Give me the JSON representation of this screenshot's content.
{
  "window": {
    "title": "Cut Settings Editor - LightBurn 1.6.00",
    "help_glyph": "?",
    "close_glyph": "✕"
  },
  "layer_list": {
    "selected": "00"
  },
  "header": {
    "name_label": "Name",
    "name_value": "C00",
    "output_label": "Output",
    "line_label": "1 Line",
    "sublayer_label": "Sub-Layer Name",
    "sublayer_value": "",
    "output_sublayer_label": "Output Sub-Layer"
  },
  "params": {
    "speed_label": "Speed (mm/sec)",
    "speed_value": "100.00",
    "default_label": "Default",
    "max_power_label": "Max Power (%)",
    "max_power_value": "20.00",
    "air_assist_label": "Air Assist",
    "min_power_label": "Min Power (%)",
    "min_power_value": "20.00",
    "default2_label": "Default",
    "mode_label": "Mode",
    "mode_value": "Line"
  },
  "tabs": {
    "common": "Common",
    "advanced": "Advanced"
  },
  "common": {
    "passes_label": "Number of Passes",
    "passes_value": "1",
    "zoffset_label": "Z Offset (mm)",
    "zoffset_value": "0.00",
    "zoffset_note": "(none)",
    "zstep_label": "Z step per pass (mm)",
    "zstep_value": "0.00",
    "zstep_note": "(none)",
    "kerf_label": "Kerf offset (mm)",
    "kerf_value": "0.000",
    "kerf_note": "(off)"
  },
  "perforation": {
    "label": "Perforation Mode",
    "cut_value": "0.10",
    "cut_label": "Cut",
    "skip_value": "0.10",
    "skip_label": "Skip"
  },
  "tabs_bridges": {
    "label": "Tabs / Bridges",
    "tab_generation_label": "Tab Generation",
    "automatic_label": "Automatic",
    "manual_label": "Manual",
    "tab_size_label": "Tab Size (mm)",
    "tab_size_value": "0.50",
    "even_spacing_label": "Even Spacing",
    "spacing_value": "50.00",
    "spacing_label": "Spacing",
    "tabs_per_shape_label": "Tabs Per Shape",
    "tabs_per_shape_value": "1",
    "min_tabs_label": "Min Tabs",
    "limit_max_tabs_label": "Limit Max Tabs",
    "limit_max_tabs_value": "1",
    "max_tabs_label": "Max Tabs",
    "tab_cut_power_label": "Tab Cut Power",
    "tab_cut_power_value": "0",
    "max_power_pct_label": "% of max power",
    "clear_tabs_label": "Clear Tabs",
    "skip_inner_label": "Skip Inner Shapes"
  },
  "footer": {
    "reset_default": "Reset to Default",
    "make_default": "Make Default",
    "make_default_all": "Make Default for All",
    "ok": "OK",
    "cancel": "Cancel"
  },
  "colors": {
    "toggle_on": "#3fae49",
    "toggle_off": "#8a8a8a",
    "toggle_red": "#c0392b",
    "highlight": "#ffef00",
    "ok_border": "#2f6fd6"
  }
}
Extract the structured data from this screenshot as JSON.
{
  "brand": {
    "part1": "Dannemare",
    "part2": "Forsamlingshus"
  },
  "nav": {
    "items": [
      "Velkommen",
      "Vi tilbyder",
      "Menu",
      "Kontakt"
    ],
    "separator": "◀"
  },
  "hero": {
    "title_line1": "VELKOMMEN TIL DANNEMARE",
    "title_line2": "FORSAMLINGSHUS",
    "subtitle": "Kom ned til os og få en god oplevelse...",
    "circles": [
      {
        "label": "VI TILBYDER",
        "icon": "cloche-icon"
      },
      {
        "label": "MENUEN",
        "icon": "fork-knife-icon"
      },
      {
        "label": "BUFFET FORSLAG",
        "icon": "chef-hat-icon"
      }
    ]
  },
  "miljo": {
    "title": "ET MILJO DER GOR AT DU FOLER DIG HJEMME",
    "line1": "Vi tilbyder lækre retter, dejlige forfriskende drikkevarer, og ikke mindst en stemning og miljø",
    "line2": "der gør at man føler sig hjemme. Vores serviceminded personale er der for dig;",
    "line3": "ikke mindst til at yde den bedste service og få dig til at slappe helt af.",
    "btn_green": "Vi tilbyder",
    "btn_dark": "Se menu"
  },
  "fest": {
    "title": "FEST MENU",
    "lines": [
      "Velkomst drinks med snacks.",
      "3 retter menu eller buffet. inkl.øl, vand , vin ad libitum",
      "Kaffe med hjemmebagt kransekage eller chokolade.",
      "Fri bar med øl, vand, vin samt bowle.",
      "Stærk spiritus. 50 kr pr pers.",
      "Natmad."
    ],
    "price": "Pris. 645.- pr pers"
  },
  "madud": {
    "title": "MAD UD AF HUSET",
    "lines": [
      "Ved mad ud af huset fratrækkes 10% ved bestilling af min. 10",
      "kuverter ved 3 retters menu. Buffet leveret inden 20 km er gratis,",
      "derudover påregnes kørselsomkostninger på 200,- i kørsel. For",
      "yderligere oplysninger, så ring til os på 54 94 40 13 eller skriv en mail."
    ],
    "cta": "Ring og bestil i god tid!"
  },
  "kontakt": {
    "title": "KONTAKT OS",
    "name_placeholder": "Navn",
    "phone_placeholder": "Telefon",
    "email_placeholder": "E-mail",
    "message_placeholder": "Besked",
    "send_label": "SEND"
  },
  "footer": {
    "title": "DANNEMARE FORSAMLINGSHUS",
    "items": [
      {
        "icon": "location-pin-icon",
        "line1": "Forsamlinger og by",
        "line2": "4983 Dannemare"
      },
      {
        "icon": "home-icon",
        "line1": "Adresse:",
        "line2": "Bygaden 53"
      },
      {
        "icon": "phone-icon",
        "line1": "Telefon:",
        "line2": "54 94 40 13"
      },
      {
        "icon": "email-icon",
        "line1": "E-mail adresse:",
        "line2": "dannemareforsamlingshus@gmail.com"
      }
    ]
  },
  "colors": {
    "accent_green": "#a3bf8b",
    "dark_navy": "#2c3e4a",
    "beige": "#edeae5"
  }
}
------------------------------------
- Written request: The records above should be repeated in full, exactly as given.

- Solution:
Give me the JSON representation of this screenshot's content.
{
  "window": {
    "title": "Cut Settings Editor - LightBurn 1.6.00",
    "help_glyph": "?",
    "close_glyph": "✕"
  },
  "layer_list": {
    "selected": "00"
  },
  "header": {
    "name_label": "Name",
    "name_value": "C00",
    "output_label": "Output",
    "line_label": "1 Line",
    "sublayer_label": "Sub-Layer Name",
    "sublayer_value": "",
    "output_sublayer_label": "Output Sub-Layer"
  },
  "params": {
    "speed_label": "Speed (mm/sec)",
    "speed_value": "100.00",
    "default_label": "Default",
    "max_power_label": "Max Power (%)",
    "max_power_value": "20.00",
    "air_assist_label": "Air Assist",
    "min_power_label": "Min Power (%)",
    "min_power_value": "20.00",
    "default2_label": "Default",
    "mode_label": "Mode",
    "mode_value": "Line"
  },
  "tabs": {
    "common": "Common",
    "advanced": "Advanced"
  },
  "common": {
    "passes_label": "Number of Passes",
    "passes_value": "1",
    "zoffset_label": "Z Offset (mm)",
    "zoffset_value": "0.00",
    "zoffset_note": "(none)",
    "zstep_label": "Z step per pass (mm)",
    "zstep_value": "0.00",
    "zstep_note": "(none)",
    "kerf_label": "Kerf offset (mm)",
    "kerf_value": "0.000",
    "kerf_note": "(off)"
  },
  "perforation": {
    "label": "Perforation Mode",
    "cut_value": "0.10",
    "cut_label": "Cut",
    "skip_value": "0.10",
    "skip_label": "Skip"
  },
  "tabs_bridges": {
    "label": "Tabs / Bridges",
    "tab_generation_label": "Tab Generation",
    "automatic_label": "Automatic",
    "manual_label": "Manual",
    "tab_size_label": "Tab Size (mm)",
    "tab_size_value": "0.50",
    "even_spacing_label": "Even Spacing",
    "spacing_value": "50.00",
    "spacing_label": "Spacing",
    "tabs_per_shape_label": "Tabs Per Shape",
    "tabs_per_shape_value": "1",
    "min_tabs_label": "Min Tabs",
    "limit_max_tabs_label": "Limit Max Tabs",
    "limit_max_tabs_value": "1",
    "max_tabs_label": "Max Tabs",
    "tab_cut_power_label": "Tab Cut Power",
    "tab_cut_power_value": "0",
    "max_power_pct_label": "% of max power",
    "clear_tabs_label": "Clear Tabs",
    "skip_inner_label": "Skip Inner Shapes"
  },
  "footer": {
    "reset_default": "Reset to Default",
    "make_default": "Make Default",
    "make_default_all": "Make Default for All",
    "ok": "OK",
    "cancel": "Cancel"
  },
  "colors": {
    "toggle_on": "#3fae49",
    "toggle_off": "#8a8a8a",
    "toggle_red": "#c0392b",
    "highlight": "#ffef00",
    "ok_border": "#2f6fd6"
  }
}
Extract the structured data from this screenshot as JSON.
{
  "brand": {
    "part1": "Dannemare",
    "part2": "Forsamlingshus"
  },
  "nav": {
    "items": [
      "Velkommen",
      "Vi tilbyder",
      "Menu",
      "Kontakt"
    ],
    "separator": "◀"
  },
  "hero": {
    "title_line1": "VELKOMMEN TIL DANNEMARE",
    "title_line2": "FORSAMLINGSHUS",
    "subtitle": "Kom ned til os og få en god oplevelse...",
    "circles": [
      {
        "label": "VI TILBYDER",
        "icon": "cloche-icon"
      },
      {
        "label": "MENUEN",
        "icon": "fork-knife-icon"
      },
      {
        "label": "BUFFET FORSLAG",
        "icon": "chef-hat-icon"
      }
    ]
  },
  "miljo": {
    "title": "ET MILJO DER GOR AT DU FOLER DIG HJEMME",
    "line1": "Vi tilbyder lækre retter, dejlige forfriskende drikkevarer, og ikke mindst en stemning og miljø",
    "line2": "der gør at man føler sig hjemme. Vores serviceminded personale er der for dig;",
    "line3": "ikke mindst til at yde den bedste service og få dig til at slappe helt af.",
    "btn_green": "Vi tilbyder",
    "btn_dark": "Se menu"
  },
  "fest": {
    "title": "FEST MENU",
    "lines": [
      "Velkomst drinks med snacks.",
      "3 retter menu eller buffet. inkl.øl, vand , vin ad libitum",
      "Kaffe med hjemmebagt kransekage eller chokolade.",
      "Fri bar med øl, vand, vin samt bowle.",
      "Stærk spiritus. 50 kr pr pers.",
      "Natmad."
    ],
    "price": "Pris. 645.- pr pers"
  },
  "madud": {
    "title": "MAD UD AF HUSET",
    "lines": [
      "Ved mad ud af huset fratrækkes 10% ved bestilling af min. 10",
      "kuverter ved 3 retters menu. Buffet leveret inden 20 km er gratis,",
      "derudover påregnes kørselsomkostninger på 200,- i kørsel. For",
      "yderligere oplysninger, så ring til os på 54 94 40 13 eller skriv en mail."
    ],
    "cta": "Ring og bestil i god tid!"
  },
  "kontakt": {
    "title": "KONTAKT OS",
    "name_placeholder": "Navn",
    "phone_placeholder": "Telefon",
    "email_placeholder": "E-mail",
    "message_placeholder": "Besked",
    "send_label": "SEND"
  },
  "footer": {
    "title": "DANNEMARE FORSAMLINGSHUS",
    "items": [
      {
        "icon": "location-pin-icon",
        "line1": "Forsamlinger og by",
        "line2": "4983 Dannemare"
      },
      {
        "icon": "home-icon",
        "line1": "Adresse:",
        "line2": "Bygaden 53"
      },
      {
        "icon": "phone-icon",
        "line1": "Telefon:",
        "line2": "54 94 40 13"
      },
      {
        "icon": "email-icon",
        "line1": "E-mail adresse:",
        "line2": "dannemareforsamlingshus@gmail.com"
      }
    ]
  },
  "colors": {
    "accent_green": "#a3bf8b",
    "dark_navy": "#2c3e4a",
    "beige": "#edeae5"
  }
}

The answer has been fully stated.